WORK REQUIRED
Find the lines below that contain the string "bene". Copy each one.

===== DATA TO USE =====

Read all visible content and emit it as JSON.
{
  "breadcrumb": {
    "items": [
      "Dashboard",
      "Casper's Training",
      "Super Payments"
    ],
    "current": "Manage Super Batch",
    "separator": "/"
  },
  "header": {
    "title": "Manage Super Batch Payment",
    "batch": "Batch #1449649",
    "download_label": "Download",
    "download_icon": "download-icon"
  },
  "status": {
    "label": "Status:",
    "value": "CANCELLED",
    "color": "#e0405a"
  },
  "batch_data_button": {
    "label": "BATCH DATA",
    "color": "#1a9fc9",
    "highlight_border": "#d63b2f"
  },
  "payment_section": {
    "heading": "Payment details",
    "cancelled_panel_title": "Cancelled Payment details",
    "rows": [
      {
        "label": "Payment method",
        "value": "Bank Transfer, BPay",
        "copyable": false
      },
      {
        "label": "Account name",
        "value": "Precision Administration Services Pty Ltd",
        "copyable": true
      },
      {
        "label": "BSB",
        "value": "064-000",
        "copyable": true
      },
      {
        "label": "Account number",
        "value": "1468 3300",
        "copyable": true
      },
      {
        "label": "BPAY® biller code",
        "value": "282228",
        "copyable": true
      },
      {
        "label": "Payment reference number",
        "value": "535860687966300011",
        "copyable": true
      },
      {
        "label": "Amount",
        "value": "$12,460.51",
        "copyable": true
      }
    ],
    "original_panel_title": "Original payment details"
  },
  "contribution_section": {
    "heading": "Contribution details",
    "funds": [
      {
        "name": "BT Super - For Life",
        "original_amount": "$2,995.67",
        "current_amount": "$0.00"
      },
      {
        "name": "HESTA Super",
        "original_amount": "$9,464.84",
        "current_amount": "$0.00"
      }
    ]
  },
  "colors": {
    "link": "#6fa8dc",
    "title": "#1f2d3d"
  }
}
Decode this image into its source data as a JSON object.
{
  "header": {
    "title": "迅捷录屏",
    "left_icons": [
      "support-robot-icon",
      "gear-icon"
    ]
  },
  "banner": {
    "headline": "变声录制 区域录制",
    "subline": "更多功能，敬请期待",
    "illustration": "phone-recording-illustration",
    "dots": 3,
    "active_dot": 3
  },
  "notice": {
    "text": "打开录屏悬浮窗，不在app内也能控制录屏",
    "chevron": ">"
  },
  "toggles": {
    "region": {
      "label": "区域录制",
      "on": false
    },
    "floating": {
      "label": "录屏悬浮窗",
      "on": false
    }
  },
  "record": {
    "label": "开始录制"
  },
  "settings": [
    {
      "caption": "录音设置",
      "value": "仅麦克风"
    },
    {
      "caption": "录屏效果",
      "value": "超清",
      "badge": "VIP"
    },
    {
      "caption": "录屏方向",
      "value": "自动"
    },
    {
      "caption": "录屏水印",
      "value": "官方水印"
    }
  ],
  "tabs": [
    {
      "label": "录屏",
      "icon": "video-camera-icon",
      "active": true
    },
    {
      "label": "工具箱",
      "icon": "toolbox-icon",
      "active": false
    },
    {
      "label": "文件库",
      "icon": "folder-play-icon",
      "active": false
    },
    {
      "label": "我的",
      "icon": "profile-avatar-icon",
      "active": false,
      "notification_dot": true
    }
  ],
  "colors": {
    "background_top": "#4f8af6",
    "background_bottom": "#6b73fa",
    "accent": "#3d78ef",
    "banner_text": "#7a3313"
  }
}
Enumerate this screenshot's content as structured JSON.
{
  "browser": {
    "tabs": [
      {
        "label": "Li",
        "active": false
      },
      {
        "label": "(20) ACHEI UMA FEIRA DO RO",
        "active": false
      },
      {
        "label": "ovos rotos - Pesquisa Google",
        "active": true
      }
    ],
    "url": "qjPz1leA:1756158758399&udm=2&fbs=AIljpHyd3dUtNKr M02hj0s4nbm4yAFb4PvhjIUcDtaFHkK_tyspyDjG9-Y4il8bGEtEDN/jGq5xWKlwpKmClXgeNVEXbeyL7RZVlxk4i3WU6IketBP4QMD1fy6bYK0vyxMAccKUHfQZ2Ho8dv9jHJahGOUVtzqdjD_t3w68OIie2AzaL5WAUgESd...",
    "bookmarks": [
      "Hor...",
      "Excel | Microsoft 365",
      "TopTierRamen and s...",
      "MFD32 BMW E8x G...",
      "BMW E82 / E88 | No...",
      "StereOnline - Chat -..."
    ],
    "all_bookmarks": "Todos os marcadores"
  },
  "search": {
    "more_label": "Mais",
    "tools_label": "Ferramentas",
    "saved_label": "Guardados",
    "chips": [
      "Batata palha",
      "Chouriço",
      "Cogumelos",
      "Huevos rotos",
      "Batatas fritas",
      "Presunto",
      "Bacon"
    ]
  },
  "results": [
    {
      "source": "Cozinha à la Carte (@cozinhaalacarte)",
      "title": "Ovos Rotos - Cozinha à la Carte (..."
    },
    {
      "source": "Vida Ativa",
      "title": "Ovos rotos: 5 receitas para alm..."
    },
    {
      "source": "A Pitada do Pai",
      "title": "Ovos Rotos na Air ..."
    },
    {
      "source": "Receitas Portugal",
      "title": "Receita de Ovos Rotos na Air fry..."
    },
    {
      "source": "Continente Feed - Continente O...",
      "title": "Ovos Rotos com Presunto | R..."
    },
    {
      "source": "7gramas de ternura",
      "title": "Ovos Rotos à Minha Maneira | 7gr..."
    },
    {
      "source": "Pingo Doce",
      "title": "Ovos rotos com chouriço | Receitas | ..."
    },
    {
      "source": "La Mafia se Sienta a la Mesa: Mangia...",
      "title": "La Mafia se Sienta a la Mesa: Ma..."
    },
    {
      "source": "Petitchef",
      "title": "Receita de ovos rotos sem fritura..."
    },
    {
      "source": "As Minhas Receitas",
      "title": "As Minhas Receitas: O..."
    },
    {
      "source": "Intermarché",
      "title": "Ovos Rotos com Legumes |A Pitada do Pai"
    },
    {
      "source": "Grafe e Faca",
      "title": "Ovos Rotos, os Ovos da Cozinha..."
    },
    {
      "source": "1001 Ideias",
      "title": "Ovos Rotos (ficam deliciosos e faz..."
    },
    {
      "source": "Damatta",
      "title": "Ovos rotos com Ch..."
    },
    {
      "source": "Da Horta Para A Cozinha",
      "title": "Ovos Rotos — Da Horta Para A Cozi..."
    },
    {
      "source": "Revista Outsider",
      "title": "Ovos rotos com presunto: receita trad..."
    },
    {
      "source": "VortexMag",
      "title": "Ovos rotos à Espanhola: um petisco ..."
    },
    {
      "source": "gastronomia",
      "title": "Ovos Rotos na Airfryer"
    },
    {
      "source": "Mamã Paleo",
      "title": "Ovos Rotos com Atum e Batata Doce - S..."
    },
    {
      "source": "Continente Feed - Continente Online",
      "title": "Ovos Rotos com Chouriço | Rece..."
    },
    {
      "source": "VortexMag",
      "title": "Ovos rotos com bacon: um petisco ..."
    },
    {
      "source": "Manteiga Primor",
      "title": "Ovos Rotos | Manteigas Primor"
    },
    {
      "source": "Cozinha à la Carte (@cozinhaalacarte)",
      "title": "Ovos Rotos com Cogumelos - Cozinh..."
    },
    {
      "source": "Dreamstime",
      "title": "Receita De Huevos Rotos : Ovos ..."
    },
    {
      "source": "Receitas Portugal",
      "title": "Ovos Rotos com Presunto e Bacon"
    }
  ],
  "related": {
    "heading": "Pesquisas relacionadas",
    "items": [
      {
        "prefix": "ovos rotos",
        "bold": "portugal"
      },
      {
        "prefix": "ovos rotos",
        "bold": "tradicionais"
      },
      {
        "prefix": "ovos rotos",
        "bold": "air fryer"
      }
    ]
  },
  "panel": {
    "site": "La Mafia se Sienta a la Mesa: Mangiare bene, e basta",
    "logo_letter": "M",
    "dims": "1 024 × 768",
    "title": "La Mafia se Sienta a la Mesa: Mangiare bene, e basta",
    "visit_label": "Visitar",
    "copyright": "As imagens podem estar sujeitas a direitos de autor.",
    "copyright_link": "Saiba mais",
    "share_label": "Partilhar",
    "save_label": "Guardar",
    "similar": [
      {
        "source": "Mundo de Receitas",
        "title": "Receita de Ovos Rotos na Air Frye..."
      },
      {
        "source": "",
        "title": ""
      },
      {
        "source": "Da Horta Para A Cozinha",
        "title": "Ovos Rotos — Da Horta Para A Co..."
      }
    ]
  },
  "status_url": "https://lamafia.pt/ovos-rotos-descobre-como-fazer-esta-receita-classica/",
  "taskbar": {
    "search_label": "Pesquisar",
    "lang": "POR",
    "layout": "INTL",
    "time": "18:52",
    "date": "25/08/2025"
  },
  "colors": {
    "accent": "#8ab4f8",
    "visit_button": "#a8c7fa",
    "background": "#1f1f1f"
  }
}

=====

TASK SOLUTION
    "site": "La Mafia se Sienta a la Mesa: Mangiare bene, e basta",
    "title": "La Mafia se Sienta a la Mesa: Mangiare bene, e basta",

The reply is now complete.